### Raw records
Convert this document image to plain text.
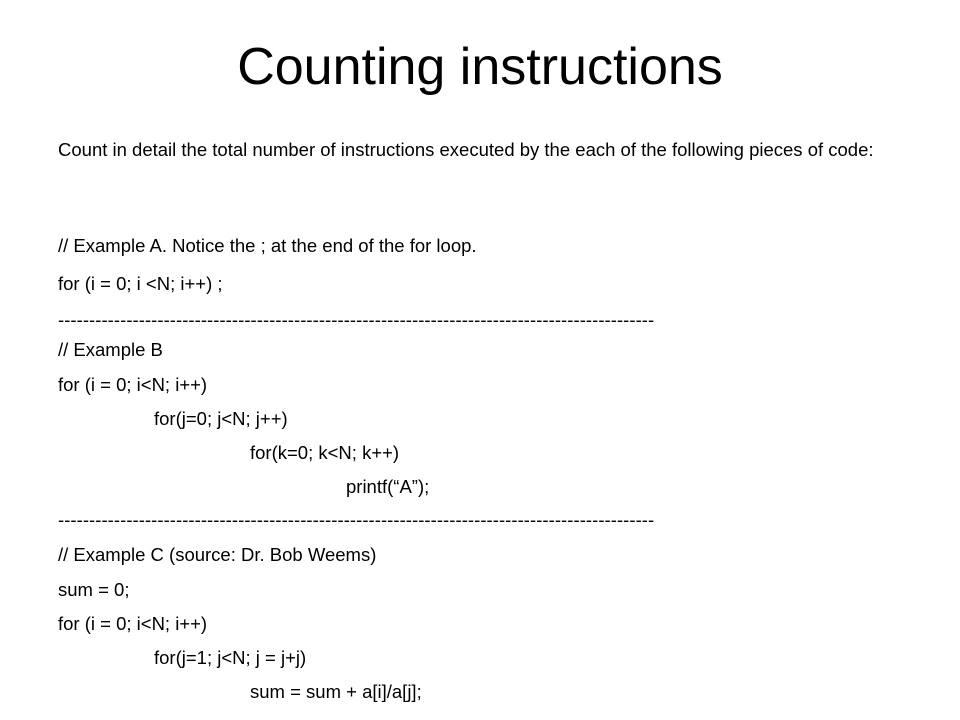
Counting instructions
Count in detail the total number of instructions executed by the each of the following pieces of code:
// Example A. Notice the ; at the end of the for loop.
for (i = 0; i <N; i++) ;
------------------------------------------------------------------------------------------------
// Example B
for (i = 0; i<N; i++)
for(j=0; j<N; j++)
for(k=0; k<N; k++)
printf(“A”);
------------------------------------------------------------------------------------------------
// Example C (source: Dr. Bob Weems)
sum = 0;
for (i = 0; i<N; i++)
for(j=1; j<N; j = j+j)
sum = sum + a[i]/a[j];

--

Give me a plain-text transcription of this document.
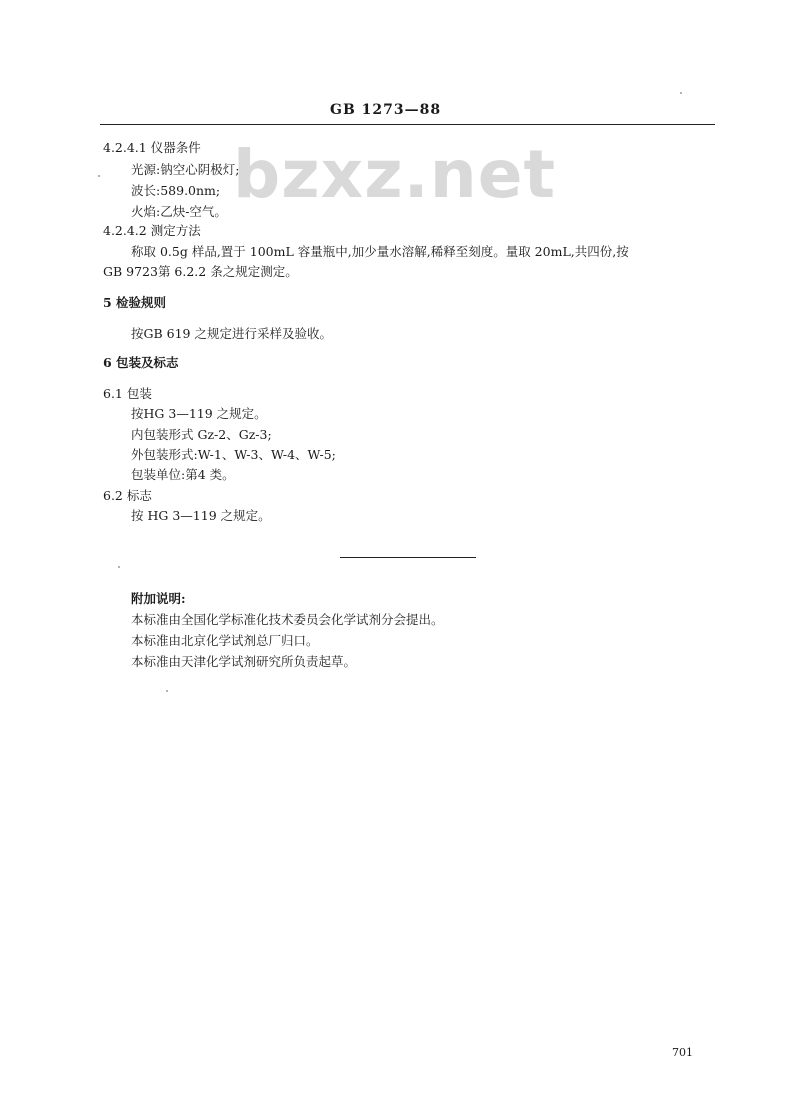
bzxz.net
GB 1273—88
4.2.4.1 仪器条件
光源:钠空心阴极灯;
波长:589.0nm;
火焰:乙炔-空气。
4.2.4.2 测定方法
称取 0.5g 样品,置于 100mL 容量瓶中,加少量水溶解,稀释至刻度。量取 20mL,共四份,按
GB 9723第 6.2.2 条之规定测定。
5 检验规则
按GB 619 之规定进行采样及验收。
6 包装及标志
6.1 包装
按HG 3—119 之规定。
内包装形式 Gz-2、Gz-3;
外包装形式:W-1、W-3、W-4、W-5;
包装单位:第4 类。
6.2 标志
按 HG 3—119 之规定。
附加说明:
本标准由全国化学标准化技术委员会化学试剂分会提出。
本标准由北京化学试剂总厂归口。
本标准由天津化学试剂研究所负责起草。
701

* * *

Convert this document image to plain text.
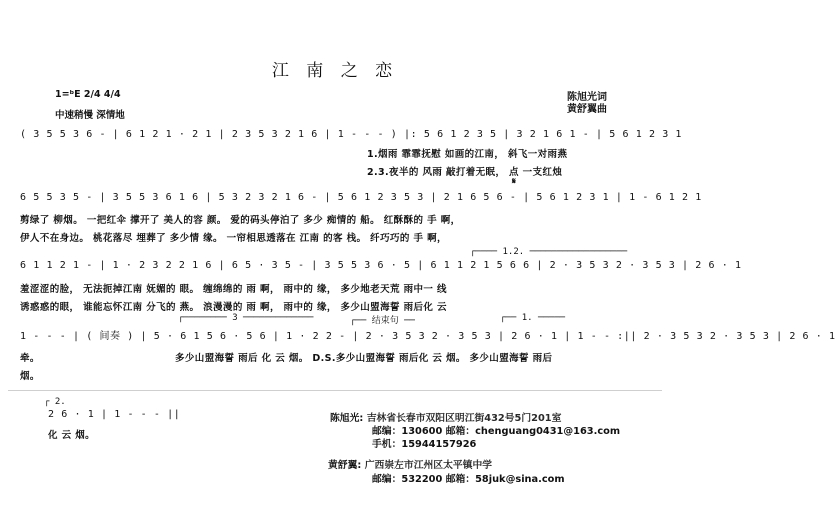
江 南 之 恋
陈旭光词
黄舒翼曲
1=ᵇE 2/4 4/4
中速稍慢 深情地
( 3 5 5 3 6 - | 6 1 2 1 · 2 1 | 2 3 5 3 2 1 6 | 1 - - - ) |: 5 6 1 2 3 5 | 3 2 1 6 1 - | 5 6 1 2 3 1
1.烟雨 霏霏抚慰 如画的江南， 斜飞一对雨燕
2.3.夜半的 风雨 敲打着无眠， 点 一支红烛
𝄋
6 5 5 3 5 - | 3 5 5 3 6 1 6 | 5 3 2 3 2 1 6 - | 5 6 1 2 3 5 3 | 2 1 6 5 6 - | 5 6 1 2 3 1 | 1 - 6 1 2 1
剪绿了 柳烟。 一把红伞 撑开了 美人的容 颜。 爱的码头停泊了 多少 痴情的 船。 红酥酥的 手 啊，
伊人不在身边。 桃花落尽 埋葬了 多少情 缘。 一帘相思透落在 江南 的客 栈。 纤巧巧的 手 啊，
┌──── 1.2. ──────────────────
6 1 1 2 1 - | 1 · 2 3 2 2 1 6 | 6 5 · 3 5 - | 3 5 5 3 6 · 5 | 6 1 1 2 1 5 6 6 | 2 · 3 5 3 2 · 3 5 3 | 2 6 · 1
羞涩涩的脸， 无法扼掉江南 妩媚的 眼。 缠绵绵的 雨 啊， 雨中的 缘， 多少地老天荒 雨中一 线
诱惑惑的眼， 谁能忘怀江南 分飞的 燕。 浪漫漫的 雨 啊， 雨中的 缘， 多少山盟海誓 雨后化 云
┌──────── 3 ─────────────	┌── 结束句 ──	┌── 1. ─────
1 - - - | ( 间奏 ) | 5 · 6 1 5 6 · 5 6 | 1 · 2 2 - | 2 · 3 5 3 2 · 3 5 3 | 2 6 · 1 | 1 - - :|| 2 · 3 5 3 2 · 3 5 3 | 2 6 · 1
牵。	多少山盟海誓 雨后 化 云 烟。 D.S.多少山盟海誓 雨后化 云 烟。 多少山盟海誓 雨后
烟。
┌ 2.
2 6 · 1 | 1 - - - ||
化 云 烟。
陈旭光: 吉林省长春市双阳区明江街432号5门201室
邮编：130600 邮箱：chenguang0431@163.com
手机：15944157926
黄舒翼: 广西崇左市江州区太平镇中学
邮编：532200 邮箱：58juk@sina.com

### Aim of the exercise
Scan the material above. Extract every line in which the word "Example" occurs.

### Answer to the task
// Example A. Notice the ; at the end of the for loop.
// Example B
// Example C (source: Dr. Bob Weems)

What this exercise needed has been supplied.